• PROBLEM REQUIREMENTS
Rewrite the records, starting at the beginning and ending with the line containing "breadcrumb-item-example[interactable]: example❯ <box>556", with "UI component" changed to "interface element" and nothing else altered. Give only those lines.

------------------------------------

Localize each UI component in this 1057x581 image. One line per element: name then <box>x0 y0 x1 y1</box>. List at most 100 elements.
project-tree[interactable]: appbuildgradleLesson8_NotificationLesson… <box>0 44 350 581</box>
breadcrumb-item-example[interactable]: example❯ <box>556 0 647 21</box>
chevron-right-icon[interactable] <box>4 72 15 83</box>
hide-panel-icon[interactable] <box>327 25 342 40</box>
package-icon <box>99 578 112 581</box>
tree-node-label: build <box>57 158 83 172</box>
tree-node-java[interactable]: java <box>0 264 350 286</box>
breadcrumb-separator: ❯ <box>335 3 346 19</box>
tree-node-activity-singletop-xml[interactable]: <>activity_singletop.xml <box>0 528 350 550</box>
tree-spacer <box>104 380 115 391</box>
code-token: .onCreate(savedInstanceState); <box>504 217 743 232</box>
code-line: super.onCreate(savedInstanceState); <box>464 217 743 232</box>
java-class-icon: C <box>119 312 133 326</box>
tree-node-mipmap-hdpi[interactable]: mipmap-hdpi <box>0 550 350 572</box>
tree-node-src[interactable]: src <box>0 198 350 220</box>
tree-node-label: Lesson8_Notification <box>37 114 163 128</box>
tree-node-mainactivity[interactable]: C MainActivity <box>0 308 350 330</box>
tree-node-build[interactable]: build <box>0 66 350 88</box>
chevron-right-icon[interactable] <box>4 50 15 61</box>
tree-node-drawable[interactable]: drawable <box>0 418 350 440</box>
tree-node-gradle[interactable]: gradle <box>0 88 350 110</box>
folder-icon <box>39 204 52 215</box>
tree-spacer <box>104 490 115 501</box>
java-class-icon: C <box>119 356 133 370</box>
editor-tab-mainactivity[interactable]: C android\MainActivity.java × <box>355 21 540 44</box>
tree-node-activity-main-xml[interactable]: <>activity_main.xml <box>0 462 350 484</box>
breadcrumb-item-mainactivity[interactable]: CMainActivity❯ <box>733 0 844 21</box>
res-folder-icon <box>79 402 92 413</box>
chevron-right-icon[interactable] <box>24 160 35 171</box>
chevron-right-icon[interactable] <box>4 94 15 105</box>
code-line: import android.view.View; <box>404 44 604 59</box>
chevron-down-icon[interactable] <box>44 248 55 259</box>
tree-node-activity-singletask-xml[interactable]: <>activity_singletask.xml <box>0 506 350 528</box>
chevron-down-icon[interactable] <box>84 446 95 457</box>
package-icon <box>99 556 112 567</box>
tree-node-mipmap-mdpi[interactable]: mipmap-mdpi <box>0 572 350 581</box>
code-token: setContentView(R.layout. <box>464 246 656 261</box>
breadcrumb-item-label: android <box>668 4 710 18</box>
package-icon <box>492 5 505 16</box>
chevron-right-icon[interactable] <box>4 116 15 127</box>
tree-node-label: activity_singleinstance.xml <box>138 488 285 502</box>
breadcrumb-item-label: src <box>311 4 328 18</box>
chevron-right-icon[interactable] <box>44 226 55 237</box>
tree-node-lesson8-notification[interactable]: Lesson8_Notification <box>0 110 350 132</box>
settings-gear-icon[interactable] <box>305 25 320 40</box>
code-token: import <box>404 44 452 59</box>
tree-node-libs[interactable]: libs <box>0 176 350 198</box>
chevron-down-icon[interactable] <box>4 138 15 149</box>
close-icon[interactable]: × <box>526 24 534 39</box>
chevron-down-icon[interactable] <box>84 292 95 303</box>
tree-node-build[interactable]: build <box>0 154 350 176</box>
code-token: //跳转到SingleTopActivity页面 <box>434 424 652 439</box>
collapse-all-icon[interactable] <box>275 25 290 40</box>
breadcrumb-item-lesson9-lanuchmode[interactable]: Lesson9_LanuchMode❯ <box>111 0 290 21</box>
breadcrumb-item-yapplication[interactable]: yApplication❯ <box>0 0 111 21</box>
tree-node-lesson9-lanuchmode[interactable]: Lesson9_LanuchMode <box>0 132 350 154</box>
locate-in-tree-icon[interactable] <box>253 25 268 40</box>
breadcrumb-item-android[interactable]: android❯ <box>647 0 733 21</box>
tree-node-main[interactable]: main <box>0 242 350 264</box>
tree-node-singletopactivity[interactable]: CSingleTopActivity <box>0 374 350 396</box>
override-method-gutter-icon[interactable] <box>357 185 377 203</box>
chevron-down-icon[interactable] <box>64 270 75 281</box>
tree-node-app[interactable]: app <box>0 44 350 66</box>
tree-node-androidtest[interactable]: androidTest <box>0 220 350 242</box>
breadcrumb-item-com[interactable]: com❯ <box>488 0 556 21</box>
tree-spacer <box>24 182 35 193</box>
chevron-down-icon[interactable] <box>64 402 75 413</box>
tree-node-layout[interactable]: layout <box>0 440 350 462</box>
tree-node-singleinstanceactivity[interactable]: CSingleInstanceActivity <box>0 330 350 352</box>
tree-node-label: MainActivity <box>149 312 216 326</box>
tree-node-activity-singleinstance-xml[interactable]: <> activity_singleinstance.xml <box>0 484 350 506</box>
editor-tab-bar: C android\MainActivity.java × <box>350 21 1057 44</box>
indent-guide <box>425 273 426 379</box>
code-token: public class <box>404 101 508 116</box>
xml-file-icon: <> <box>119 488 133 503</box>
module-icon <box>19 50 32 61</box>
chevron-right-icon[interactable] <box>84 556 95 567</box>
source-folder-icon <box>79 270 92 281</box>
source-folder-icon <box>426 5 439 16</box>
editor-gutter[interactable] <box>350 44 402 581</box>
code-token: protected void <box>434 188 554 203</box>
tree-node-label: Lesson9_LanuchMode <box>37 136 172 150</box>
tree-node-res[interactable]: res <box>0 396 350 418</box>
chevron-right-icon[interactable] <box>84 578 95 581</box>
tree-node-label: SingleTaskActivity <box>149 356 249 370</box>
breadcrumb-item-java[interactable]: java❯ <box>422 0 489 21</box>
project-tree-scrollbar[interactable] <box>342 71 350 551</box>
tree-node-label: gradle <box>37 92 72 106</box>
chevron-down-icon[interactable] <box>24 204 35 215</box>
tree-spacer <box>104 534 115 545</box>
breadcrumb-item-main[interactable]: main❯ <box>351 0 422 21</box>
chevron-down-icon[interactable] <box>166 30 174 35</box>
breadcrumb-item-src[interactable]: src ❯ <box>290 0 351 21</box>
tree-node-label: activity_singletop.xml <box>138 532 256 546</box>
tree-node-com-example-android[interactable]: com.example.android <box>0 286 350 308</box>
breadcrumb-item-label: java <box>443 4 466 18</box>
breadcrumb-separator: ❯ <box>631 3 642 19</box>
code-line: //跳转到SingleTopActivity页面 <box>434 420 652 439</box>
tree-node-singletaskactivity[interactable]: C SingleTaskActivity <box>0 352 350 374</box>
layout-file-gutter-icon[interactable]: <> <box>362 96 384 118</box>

------------------------------------

• WORKED SOLUTION
Localize each interface element in this 1057x581 image. One line per element: name then <box>x0 y0 x1 y1</box>. List at most 100 elements.
project-tree[interactable]: appbuildgradleLesson8_NotificationLesson… <box>0 44 350 581</box>
breadcrumb-item-example[interactable]: example❯ <box>556 0 647 21</box>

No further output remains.